======== Reading text ========

Main authors: Ana Iglesias, David Santillán, Luis Garrote and contributions from ISS (China)
iSQAPERiS editor: Jane Brandt
Source document: Iglesias, A. et al. (2018) Report on definition of typical combinations of farming systems and agricultural practices in Europe and China and their effects on soil quality. iSQAPER Project Deliverable 7.1, 87 pp

 

Contents table
1. The scale of social and environmental policies
2. The concept of upscaling
3. Upscaling approaches: models
4. Upscaling approaches: clustering
5. Upscaling approaches: co-design
6. Challenges for upscaling the soil environmental footprint

1. The scale of social and environmental policies

The knowledge that humans are impacting the environment at planetary scales has led to reflect on the scientific frameworks that would upscale the interactions and feedback mechanisms empirically observed at local scales (Verburg et al. 2016). The need to anticipate correctly the interactions at the higher level is driven by the scales of social-environmental policies (Vergurg et al., 2016).

2. The concept of upscaling

Societies and ecosystems interact over many spatial and temporal scales (Cumming et al., 2006) and upscaling refers to the process of reconstituting activities or phenomena at a higher or larger geographical scale (Cumming et al., 2006).

The concept of scale has been extensively reviewed (e.g. Wiens 1989; Levin 1992; Gibson et al. 2000; Turner et al. 2001) and used in subtly different ways in biophysical and social sciences (Gibson et al. 2000). Social and geographical scales are often, but not always, aligned (Cumming et al. 2006). In bio-physical sciences, scale usually refers to the spatial and temporal dimensions of a pattern or process and it is also called “geographic scale”. Geographical scale has two main attributes: resolution of the observations and extent (Turner et al. 2001; Rietkirk et al. 2002). In the social sciences, scale includes the representative nature of social structures from individuals to organizations as well as the social institutions that govern the spatial and temporal extent of resource access rights and management responsibilities (e.g. Barbier 1997; Chidumayo 2002; Ziker 2003; Bodin and Norberg 2005).

========

Copy the passage of the upscaling text from "Societies and ecosystems" to "et al., 2006)." word for word.

======== Supplied information ========

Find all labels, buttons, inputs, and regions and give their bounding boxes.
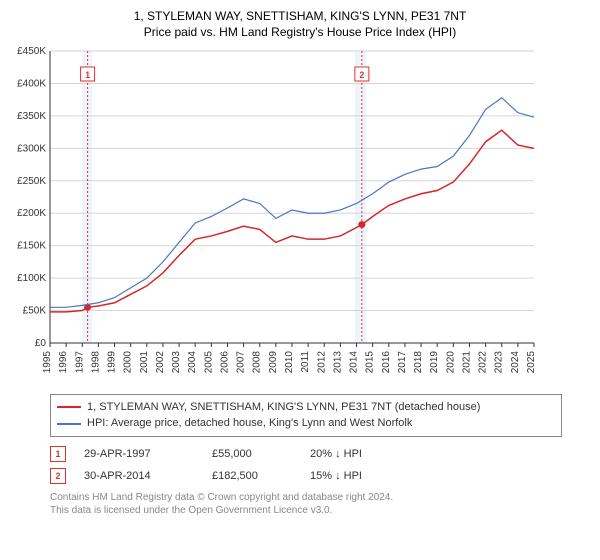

========

Solution to this task
Societies and ecosystems interact over many spatial and temporal scales (Cumming et al., 2006) and upscaling refers to the process of reconstituting activities or phenomena at a higher or larger geographical scale (Cumming et al., 2006).